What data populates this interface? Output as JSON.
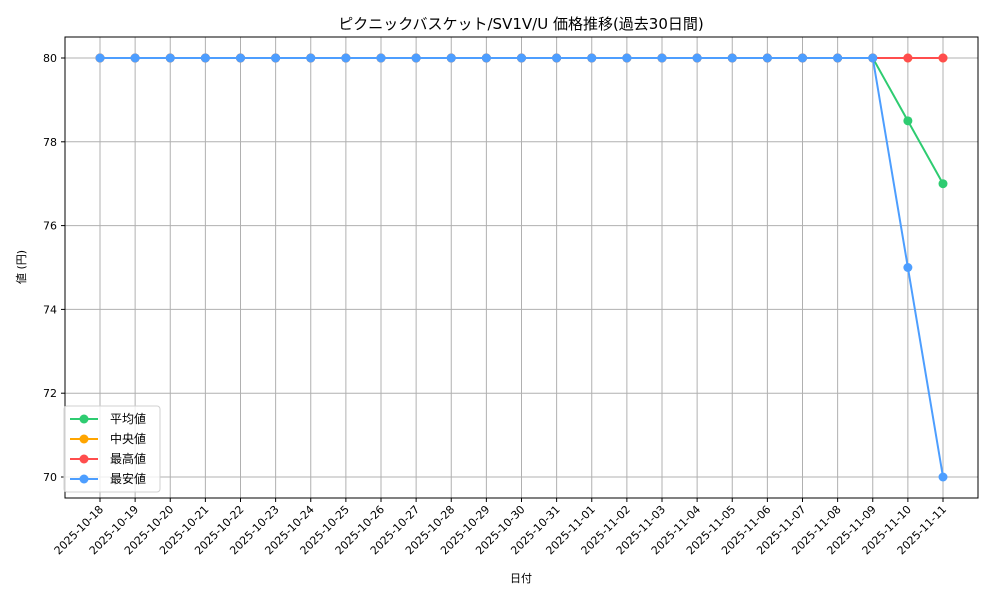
{
  "chart_data": {
    "type": "line",
    "title": "ピクニックバスケット/SV1V/U 価格推移(過去30日間)",
    "xlabel": "日付",
    "ylabel": "値 (円)",
    "ylim": [
      69.5,
      80.5
    ],
    "yticks": [
      70,
      72,
      74,
      76,
      78,
      80
    ],
    "grid": true,
    "legend_position": "lower left",
    "x": [
      "2025-10-18",
      "2025-10-19",
      "2025-10-20",
      "2025-10-21",
      "2025-10-22",
      "2025-10-23",
      "2025-10-24",
      "2025-10-25",
      "2025-10-26",
      "2025-10-27",
      "2025-10-28",
      "2025-10-29",
      "2025-10-30",
      "2025-10-31",
      "2025-11-01",
      "2025-11-02",
      "2025-11-03",
      "2025-11-04",
      "2025-11-05",
      "2025-11-06",
      "2025-11-07",
      "2025-11-08",
      "2025-11-09",
      "2025-11-10",
      "2025-11-11"
    ],
    "series": [
      {
        "name": "平均値",
        "color": "#2ecc71",
        "values": [
          80,
          80,
          80,
          80,
          80,
          80,
          80,
          80,
          80,
          80,
          80,
          80,
          80,
          80,
          80,
          80,
          80,
          80,
          80,
          80,
          80,
          80,
          80,
          78.5,
          77
        ]
      },
      {
        "name": "中央値",
        "color": "#ffa500",
        "values": [
          80,
          80,
          80,
          80,
          80,
          80,
          80,
          80,
          80,
          80,
          80,
          80,
          80,
          80,
          80,
          80,
          80,
          80,
          80,
          80,
          80,
          80,
          80,
          80,
          80
        ]
      },
      {
        "name": "最高値",
        "color": "#ff4d4d",
        "values": [
          80,
          80,
          80,
          80,
          80,
          80,
          80,
          80,
          80,
          80,
          80,
          80,
          80,
          80,
          80,
          80,
          80,
          80,
          80,
          80,
          80,
          80,
          80,
          80,
          80
        ]
      },
      {
        "name": "最安値",
        "color": "#4d9eff",
        "values": [
          80,
          80,
          80,
          80,
          80,
          80,
          80,
          80,
          80,
          80,
          80,
          80,
          80,
          80,
          80,
          80,
          80,
          80,
          80,
          80,
          80,
          80,
          80,
          75,
          70
        ]
      }
    ]
  }
}
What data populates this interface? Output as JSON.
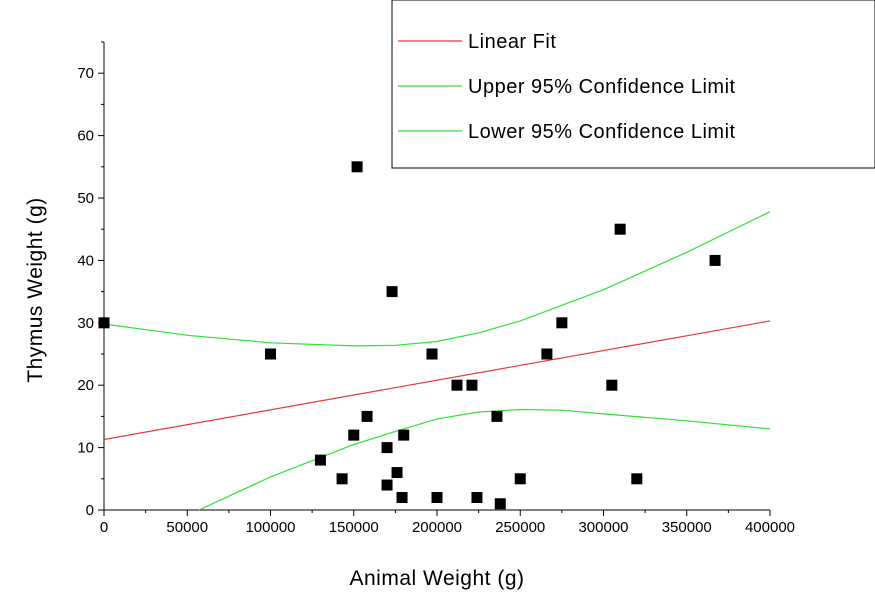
{
  "chart_data": {
    "type": "scatter",
    "xlabel": "Animal Weight (g)",
    "ylabel": "Thymus Weight (g)",
    "xlim": [
      0,
      400000
    ],
    "ylim": [
      0,
      75
    ],
    "x_ticks": [
      0,
      50000,
      100000,
      150000,
      200000,
      250000,
      300000,
      350000,
      400000
    ],
    "x_tick_labels": [
      "0",
      "50000",
      "100000",
      "150000",
      "200000",
      "250000",
      "300000",
      "350000",
      "400000"
    ],
    "y_ticks": [
      0,
      10,
      20,
      30,
      40,
      50,
      60,
      70
    ],
    "y_tick_labels": [
      "0",
      "10",
      "20",
      "30",
      "40",
      "50",
      "60",
      "70"
    ],
    "points": [
      {
        "x": 0,
        "y": 30
      },
      {
        "x": 100000,
        "y": 25
      },
      {
        "x": 130000,
        "y": 8
      },
      {
        "x": 143000,
        "y": 5
      },
      {
        "x": 150000,
        "y": 12
      },
      {
        "x": 152000,
        "y": 55
      },
      {
        "x": 158000,
        "y": 15
      },
      {
        "x": 170000,
        "y": 10
      },
      {
        "x": 170000,
        "y": 4
      },
      {
        "x": 173000,
        "y": 35
      },
      {
        "x": 176000,
        "y": 6
      },
      {
        "x": 179000,
        "y": 2
      },
      {
        "x": 180000,
        "y": 12
      },
      {
        "x": 197000,
        "y": 25
      },
      {
        "x": 200000,
        "y": 2
      },
      {
        "x": 212000,
        "y": 20
      },
      {
        "x": 221000,
        "y": 20
      },
      {
        "x": 224000,
        "y": 2
      },
      {
        "x": 236000,
        "y": 15
      },
      {
        "x": 238000,
        "y": 1
      },
      {
        "x": 250000,
        "y": 5
      },
      {
        "x": 266000,
        "y": 25
      },
      {
        "x": 275000,
        "y": 30
      },
      {
        "x": 305000,
        "y": 20
      },
      {
        "x": 310000,
        "y": 45
      },
      {
        "x": 320000,
        "y": 5
      },
      {
        "x": 367000,
        "y": 40
      }
    ],
    "fit": {
      "intercept": 11.3,
      "slope": 4.75e-05
    },
    "upper_ci": [
      {
        "x": 0,
        "y": 29.8
      },
      {
        "x": 50000,
        "y": 28
      },
      {
        "x": 100000,
        "y": 26.8
      },
      {
        "x": 150000,
        "y": 26.3
      },
      {
        "x": 175000,
        "y": 26.4
      },
      {
        "x": 200000,
        "y": 27
      },
      {
        "x": 225000,
        "y": 28.4
      },
      {
        "x": 250000,
        "y": 30.3
      },
      {
        "x": 300000,
        "y": 35.3
      },
      {
        "x": 350000,
        "y": 41.3
      },
      {
        "x": 400000,
        "y": 47.8
      }
    ],
    "lower_ci": [
      {
        "x": 57000,
        "y": 0
      },
      {
        "x": 100000,
        "y": 5.3
      },
      {
        "x": 150000,
        "y": 10.5
      },
      {
        "x": 175000,
        "y": 12.6
      },
      {
        "x": 200000,
        "y": 14.6
      },
      {
        "x": 225000,
        "y": 15.7
      },
      {
        "x": 250000,
        "y": 16.1
      },
      {
        "x": 275000,
        "y": 16
      },
      {
        "x": 300000,
        "y": 15.4
      },
      {
        "x": 350000,
        "y": 14.3
      },
      {
        "x": 400000,
        "y": 13
      }
    ],
    "series": [
      {
        "name": "Linear Fit",
        "color": "#e8383a"
      },
      {
        "name": "Upper 95% Confidence Limit",
        "color": "#32e132"
      },
      {
        "name": "Lower 95% Confidence Limit",
        "color": "#32e132"
      }
    ],
    "legend_position": "top-right",
    "grid": false,
    "marker_color": "#000000"
  }
}
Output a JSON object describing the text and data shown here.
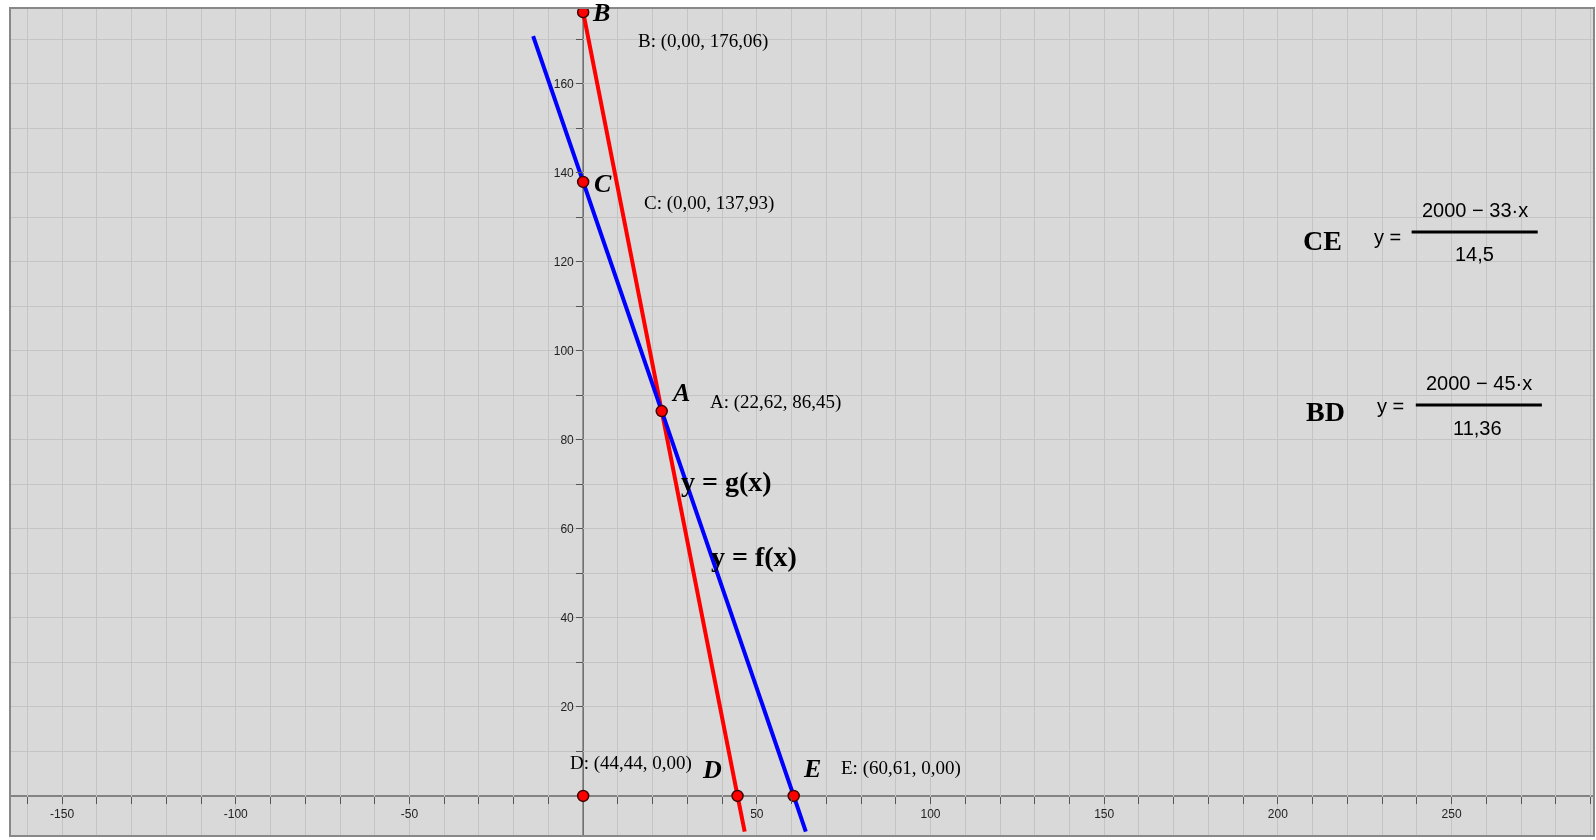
{
  "chart_data": {
    "type": "line",
    "xlim": [
      -165,
      291
    ],
    "ylim": [
      -9,
      177
    ],
    "xticks": [
      {
        "value": -160,
        "label": null
      },
      {
        "value": -150,
        "label": "-150"
      },
      {
        "value": -140,
        "label": null
      },
      {
        "value": -130,
        "label": null
      },
      {
        "value": -120,
        "label": null
      },
      {
        "value": -110,
        "label": null
      },
      {
        "value": -100,
        "label": "-100"
      },
      {
        "value": -90,
        "label": null
      },
      {
        "value": -80,
        "label": null
      },
      {
        "value": -70,
        "label": null
      },
      {
        "value": -60,
        "label": null
      },
      {
        "value": -50,
        "label": "-50"
      },
      {
        "value": -40,
        "label": null
      },
      {
        "value": -30,
        "label": null
      },
      {
        "value": -20,
        "label": null
      },
      {
        "value": -10,
        "label": null
      },
      {
        "value": 10,
        "label": null
      },
      {
        "value": 20,
        "label": null
      },
      {
        "value": 30,
        "label": null
      },
      {
        "value": 40,
        "label": null
      },
      50,
      {
        "value": 60,
        "label": null
      },
      {
        "value": 70,
        "label": null
      },
      {
        "value": 80,
        "label": null
      },
      {
        "value": 90,
        "label": null
      },
      100,
      {
        "value": 110,
        "label": null
      },
      {
        "value": 120,
        "label": null
      },
      {
        "value": 130,
        "label": null
      },
      {
        "value": 140,
        "label": null
      },
      150,
      {
        "value": 160,
        "label": null
      },
      {
        "value": 170,
        "label": null
      },
      {
        "value": 180,
        "label": null
      },
      {
        "value": 190,
        "label": null
      },
      200,
      {
        "value": 210,
        "label": null
      },
      {
        "value": 220,
        "label": null
      },
      {
        "value": 230,
        "label": null
      },
      {
        "value": 240,
        "label": null
      },
      250,
      {
        "value": 260,
        "label": null
      },
      {
        "value": 270,
        "label": null
      },
      {
        "value": 280,
        "label": null
      },
      {
        "value": 290,
        "label": null
      }
    ],
    "yticks": [
      {
        "value": 10,
        "label": null
      },
      20,
      {
        "value": 30,
        "label": null
      },
      40,
      {
        "value": 50,
        "label": null
      },
      60,
      {
        "value": 70,
        "label": null
      },
      80,
      {
        "value": 90,
        "label": null
      },
      100,
      {
        "value": 110,
        "label": null
      },
      120,
      {
        "value": 130,
        "label": null
      },
      140,
      {
        "value": 150,
        "label": null
      },
      160,
      {
        "value": 170,
        "label": null
      }
    ],
    "grid": true,
    "legend": false,
    "line_style": "solid",
    "series": [
      {
        "color": "#ff0000",
        "marker": "none",
        "x": [
          0,
          22.62,
          44.44,
          46.5
        ],
        "values": [
          176.06,
          86.45,
          0,
          -8
        ]
      },
      {
        "color": "#0000ff",
        "marker": "none",
        "x": [
          -14.4,
          0,
          22.62,
          60.61,
          64.1
        ],
        "values": [
          170.7,
          137.93,
          86.45,
          0,
          -8
        ]
      },
      {
        "type": "scatter",
        "color": "#ff0000",
        "marker": "circle",
        "x": [
          0,
          0,
          22.62,
          44.44,
          60.61,
          0
        ],
        "values": [
          176.06,
          137.93,
          86.45,
          0,
          0,
          0
        ]
      }
    ],
    "annotations": [
      "B",
      "B: (0,00, 176,06)",
      "C",
      "C: (0,00, 137,93)",
      "A",
      "A: (22,62, 86,45)",
      "D",
      "D: (44,44, 0,00)",
      "E",
      "E: (60,61, 0,00)",
      "y = g(x)",
      "y = f(x)",
      "CE",
      "y =",
      "2000 − 33·x",
      "14,5",
      "BD",
      "y =",
      "2000 − 45·x",
      "11,36"
    ]
  }
}
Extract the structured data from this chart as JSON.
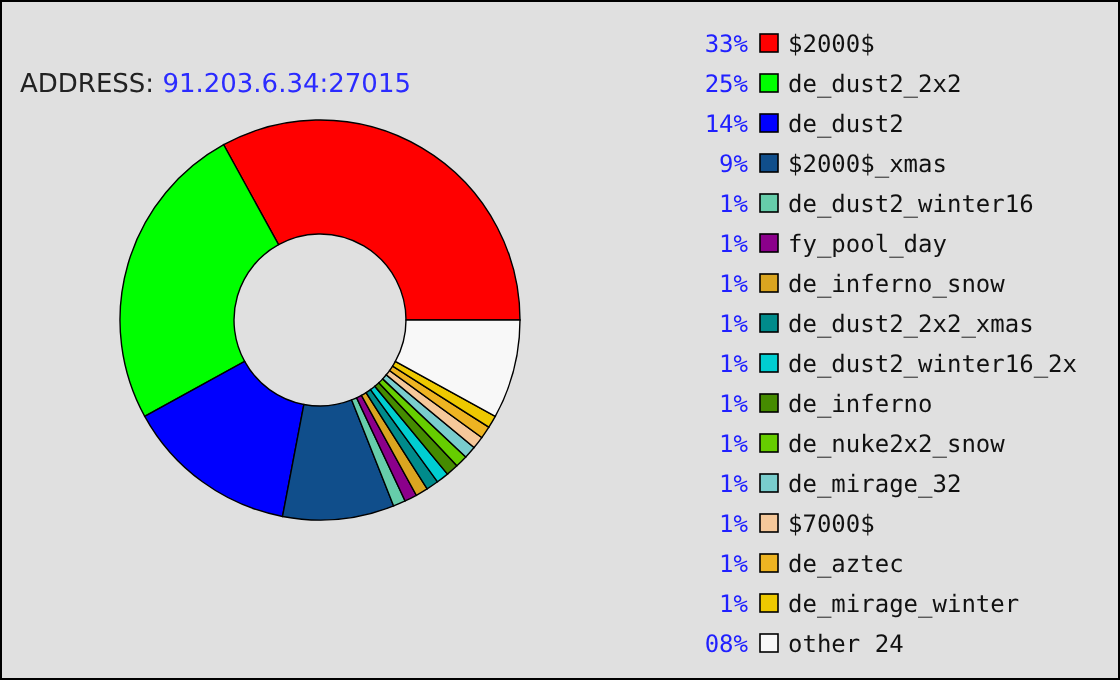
{
  "chart_data": {
    "type": "donut",
    "subtitle": "ADDRESS: 91.203.6.34:27015",
    "categories": [
      "$2000$",
      "de_dust2_2x2",
      "de_dust2",
      "$2000$_xmas",
      "de_dust2_winter16",
      "fy_pool_day",
      "de_inferno_snow",
      "de_dust2_2x2_xmas",
      "de_dust2_winter16_2x",
      "de_inferno",
      "de_nuke2x2_snow",
      "de_mirage_32",
      "$7000$",
      "de_aztec",
      "de_mirage_winter",
      "other 24"
    ],
    "values": [
      33,
      25,
      14,
      9,
      1,
      1,
      1,
      1,
      1,
      1,
      1,
      1,
      1,
      1,
      1,
      8
    ],
    "value_labels": [
      "33%",
      "25%",
      "14%",
      "9%",
      "1%",
      "1%",
      "1%",
      "1%",
      "1%",
      "1%",
      "1%",
      "1%",
      "1%",
      "1%",
      "1%",
      "08%"
    ],
    "colors": [
      "#ff0000",
      "#00ff00",
      "#0000ff",
      "#104e8b",
      "#66cdaa",
      "#8b008b",
      "#daa520",
      "#008b8b",
      "#00ced1",
      "#458b00",
      "#66cd00",
      "#79cdcd",
      "#f5c89a",
      "#eeb422",
      "#eec900",
      "#f8f8f8"
    ],
    "legend": "right"
  }
}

PROBLEM TO WORK ON - Collect the lines that hold "Confidence".

RESPONSE TO THE TASK -
        "name": "Upper 95% Confidence Limit",
        "name": "Lower 95% Confidence Limit",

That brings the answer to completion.